Given exercise: Which lines below hold the word "Beispielsatz"? Report each one.

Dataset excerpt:
== == ==
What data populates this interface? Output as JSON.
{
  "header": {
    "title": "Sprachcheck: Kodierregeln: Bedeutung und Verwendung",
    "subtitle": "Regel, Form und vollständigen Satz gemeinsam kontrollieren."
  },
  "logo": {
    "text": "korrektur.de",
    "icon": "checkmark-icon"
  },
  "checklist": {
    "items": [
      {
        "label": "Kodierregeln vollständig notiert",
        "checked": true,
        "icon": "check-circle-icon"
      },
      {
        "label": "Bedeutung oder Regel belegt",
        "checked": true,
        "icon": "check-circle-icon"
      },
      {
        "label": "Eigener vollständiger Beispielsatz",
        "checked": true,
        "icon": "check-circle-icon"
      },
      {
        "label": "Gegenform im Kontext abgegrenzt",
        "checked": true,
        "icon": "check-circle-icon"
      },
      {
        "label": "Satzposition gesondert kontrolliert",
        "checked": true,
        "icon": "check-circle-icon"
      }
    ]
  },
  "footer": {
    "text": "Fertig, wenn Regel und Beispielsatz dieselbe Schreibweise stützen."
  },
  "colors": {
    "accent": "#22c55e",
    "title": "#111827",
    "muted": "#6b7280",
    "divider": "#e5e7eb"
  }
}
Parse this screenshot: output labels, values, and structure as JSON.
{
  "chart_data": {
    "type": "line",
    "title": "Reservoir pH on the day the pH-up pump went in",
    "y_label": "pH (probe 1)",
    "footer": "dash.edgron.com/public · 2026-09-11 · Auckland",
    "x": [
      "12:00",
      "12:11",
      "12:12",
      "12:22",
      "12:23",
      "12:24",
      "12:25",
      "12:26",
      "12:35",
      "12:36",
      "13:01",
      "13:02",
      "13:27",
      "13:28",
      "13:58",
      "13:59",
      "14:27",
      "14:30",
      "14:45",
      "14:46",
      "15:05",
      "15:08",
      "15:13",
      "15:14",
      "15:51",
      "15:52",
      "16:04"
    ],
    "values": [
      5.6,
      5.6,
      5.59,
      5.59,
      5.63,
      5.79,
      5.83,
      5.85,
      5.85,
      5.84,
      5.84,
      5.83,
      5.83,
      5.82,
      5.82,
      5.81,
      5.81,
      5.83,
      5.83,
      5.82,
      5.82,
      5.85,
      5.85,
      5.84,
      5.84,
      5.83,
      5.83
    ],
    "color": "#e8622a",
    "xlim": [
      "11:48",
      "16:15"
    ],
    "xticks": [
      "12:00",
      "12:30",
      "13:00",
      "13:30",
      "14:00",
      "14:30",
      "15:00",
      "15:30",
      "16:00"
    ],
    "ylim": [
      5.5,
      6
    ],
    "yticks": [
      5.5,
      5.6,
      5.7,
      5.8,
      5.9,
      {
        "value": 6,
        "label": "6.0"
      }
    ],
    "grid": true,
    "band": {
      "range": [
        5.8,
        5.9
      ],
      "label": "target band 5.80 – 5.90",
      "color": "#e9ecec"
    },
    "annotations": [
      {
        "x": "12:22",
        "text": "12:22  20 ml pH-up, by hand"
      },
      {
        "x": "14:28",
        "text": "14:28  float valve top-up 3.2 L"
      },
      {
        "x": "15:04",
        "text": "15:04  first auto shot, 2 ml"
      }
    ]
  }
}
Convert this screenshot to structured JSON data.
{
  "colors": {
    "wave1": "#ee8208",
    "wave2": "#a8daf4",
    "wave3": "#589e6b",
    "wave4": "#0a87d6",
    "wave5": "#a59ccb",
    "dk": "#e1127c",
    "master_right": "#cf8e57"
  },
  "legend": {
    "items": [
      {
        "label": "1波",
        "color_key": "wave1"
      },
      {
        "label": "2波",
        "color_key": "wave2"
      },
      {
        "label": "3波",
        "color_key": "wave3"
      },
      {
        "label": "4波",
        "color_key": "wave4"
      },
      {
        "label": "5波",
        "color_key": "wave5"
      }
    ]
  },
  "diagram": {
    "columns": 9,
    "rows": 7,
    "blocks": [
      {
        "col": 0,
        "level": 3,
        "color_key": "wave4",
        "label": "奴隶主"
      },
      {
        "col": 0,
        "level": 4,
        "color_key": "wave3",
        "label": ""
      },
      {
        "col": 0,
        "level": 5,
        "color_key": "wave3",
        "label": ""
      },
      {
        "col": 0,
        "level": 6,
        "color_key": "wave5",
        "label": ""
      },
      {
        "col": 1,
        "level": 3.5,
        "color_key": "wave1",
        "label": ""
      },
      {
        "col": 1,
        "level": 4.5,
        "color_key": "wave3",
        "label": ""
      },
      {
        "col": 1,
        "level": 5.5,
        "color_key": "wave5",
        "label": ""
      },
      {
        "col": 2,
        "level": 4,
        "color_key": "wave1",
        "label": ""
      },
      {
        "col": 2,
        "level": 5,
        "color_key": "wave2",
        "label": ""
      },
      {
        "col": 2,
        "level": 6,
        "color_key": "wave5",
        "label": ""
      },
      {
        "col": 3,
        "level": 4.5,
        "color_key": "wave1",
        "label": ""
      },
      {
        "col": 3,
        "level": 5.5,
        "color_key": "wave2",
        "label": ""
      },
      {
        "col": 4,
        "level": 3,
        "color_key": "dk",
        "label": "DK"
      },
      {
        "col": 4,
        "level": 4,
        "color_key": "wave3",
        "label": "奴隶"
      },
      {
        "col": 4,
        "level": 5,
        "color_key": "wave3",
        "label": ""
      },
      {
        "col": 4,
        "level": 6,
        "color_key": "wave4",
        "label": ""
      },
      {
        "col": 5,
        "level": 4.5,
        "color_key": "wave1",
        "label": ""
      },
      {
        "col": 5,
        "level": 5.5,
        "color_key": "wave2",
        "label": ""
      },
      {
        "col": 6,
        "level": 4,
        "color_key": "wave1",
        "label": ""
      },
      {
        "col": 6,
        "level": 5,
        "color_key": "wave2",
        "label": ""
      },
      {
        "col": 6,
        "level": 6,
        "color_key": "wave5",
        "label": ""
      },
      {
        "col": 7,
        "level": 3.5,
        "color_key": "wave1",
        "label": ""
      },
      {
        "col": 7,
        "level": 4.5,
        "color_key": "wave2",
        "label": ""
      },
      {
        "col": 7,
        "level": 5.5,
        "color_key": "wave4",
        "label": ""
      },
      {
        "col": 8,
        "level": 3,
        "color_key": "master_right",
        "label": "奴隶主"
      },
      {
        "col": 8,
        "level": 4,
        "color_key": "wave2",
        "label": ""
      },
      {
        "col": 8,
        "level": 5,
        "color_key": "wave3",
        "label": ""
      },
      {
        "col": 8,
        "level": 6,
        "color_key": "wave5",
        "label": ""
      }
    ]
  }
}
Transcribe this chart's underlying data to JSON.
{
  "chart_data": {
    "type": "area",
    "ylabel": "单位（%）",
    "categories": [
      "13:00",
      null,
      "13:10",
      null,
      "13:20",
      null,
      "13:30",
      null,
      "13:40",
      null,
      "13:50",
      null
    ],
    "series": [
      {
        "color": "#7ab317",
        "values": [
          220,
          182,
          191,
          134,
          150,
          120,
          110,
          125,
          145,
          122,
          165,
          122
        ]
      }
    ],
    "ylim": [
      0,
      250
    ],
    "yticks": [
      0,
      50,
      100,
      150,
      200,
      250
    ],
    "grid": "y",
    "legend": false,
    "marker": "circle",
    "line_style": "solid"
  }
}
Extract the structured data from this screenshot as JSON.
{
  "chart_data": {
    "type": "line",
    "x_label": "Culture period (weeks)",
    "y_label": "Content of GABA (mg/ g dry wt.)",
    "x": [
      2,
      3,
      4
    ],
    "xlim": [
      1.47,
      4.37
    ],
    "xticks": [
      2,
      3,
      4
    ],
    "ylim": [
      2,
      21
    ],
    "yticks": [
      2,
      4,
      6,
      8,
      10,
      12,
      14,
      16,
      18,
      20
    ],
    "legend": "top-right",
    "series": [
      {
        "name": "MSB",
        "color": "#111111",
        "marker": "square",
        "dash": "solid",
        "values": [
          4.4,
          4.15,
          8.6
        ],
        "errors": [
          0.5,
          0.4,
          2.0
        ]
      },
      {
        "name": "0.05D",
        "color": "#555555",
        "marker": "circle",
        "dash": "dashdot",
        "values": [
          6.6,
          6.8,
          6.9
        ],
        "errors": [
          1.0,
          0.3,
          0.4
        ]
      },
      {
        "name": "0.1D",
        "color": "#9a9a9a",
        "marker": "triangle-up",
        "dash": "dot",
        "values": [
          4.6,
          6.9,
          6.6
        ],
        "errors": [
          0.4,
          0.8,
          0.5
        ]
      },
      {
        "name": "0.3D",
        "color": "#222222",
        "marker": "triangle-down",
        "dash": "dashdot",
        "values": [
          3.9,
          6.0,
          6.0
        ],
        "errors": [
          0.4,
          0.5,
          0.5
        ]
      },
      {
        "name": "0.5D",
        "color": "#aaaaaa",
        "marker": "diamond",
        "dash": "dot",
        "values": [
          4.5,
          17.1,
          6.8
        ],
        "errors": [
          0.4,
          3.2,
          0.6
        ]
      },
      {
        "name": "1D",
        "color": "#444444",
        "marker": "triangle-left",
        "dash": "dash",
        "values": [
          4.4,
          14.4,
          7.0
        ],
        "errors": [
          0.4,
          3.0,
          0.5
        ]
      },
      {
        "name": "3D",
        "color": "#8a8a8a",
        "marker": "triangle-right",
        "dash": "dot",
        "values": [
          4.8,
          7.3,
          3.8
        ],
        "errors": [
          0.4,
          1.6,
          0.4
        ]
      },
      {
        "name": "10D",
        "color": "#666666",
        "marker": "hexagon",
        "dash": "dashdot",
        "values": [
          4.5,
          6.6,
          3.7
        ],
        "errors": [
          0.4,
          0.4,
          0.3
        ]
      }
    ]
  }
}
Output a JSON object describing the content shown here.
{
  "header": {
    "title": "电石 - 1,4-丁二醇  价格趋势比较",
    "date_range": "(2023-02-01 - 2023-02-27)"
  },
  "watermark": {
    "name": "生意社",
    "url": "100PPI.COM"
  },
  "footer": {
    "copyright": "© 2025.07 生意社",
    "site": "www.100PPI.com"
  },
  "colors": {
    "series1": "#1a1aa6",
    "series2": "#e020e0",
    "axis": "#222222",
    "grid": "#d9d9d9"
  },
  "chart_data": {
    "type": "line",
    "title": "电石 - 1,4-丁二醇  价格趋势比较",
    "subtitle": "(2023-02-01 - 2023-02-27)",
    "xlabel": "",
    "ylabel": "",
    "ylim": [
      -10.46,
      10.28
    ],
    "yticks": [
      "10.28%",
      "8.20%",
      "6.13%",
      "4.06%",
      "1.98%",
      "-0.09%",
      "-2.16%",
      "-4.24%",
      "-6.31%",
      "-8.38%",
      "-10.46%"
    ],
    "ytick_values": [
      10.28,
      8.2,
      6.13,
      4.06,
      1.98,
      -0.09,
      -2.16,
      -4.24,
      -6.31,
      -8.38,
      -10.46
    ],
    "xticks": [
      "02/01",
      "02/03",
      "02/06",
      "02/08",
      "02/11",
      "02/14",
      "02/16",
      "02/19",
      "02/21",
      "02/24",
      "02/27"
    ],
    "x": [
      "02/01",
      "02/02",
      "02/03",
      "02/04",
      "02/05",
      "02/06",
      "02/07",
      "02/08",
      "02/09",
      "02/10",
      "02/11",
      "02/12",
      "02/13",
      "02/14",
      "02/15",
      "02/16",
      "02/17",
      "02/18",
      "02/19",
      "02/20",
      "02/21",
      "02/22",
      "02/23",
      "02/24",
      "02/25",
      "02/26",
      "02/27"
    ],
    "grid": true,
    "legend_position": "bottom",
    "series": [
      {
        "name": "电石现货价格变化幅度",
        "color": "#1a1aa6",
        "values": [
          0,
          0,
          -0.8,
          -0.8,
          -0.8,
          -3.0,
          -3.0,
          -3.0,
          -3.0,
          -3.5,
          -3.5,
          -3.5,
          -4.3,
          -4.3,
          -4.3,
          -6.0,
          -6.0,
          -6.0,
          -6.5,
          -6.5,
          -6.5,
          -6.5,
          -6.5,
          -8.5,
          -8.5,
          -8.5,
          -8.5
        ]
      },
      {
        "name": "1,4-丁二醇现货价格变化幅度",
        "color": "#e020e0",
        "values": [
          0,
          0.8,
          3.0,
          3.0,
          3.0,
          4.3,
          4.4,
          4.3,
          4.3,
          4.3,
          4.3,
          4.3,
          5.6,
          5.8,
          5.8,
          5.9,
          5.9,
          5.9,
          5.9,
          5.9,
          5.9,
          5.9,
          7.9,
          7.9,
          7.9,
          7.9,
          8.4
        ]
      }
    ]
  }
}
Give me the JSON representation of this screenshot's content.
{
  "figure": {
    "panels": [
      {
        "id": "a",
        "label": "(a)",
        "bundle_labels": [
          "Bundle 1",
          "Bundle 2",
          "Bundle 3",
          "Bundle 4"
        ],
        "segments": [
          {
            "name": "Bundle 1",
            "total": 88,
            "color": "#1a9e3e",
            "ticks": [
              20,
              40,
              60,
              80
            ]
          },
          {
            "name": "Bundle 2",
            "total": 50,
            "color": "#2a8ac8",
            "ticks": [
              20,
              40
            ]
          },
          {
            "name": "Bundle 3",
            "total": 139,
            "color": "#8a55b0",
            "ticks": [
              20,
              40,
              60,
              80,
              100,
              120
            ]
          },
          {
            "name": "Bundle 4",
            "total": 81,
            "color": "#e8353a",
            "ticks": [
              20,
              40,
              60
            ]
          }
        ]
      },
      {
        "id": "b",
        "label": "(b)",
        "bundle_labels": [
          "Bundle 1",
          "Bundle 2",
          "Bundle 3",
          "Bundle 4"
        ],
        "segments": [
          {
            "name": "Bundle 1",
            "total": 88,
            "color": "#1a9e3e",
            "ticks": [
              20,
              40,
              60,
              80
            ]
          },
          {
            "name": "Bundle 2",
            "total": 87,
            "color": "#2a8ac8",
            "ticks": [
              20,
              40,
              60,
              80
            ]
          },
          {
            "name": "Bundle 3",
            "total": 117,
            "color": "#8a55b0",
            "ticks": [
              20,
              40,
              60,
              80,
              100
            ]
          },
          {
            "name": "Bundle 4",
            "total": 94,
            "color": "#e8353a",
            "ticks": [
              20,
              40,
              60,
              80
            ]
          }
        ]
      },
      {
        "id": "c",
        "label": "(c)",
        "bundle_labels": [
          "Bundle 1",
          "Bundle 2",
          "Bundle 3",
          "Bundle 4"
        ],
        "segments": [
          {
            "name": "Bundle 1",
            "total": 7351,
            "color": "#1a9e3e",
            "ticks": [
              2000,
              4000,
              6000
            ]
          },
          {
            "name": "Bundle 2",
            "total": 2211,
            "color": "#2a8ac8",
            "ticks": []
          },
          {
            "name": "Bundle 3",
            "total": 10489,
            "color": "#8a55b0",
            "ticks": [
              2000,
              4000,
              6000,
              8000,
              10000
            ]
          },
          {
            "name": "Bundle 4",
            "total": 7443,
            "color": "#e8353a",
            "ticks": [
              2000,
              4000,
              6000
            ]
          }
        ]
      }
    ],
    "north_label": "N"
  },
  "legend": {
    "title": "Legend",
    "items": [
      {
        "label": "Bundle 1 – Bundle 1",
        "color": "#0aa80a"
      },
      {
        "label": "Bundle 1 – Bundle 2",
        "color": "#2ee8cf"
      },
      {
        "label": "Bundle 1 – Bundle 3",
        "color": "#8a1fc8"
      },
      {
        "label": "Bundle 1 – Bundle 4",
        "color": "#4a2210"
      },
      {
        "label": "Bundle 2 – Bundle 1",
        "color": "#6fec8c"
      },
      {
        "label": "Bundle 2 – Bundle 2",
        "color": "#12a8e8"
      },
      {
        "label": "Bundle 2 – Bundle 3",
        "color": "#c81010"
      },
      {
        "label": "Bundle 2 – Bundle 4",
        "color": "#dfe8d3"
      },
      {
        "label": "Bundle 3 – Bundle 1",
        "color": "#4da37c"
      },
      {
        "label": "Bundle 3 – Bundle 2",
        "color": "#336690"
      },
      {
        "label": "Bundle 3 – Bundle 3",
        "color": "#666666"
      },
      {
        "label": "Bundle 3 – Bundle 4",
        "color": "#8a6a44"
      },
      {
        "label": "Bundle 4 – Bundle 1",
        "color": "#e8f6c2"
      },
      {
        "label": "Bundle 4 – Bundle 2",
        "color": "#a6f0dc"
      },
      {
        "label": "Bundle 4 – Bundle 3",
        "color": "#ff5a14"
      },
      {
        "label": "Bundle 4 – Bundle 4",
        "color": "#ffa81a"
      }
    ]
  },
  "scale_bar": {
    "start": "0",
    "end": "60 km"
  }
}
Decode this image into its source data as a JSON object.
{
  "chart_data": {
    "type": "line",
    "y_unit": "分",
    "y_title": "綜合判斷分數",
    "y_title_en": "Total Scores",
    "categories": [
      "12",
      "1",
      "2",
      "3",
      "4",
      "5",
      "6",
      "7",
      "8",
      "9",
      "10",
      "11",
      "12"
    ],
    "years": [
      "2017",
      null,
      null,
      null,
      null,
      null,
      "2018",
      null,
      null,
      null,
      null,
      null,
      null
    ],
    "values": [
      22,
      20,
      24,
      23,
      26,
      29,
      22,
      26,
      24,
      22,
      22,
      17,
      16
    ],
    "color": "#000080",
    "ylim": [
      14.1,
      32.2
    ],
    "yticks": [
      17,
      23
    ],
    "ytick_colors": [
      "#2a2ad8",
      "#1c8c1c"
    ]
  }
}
== == ==
Completed task:
        "label": "Eigener vollständiger Beispielsatz",
    "text": "Fertig, wenn Regel und Beispielsatz dieselbe Schreibweise stützen."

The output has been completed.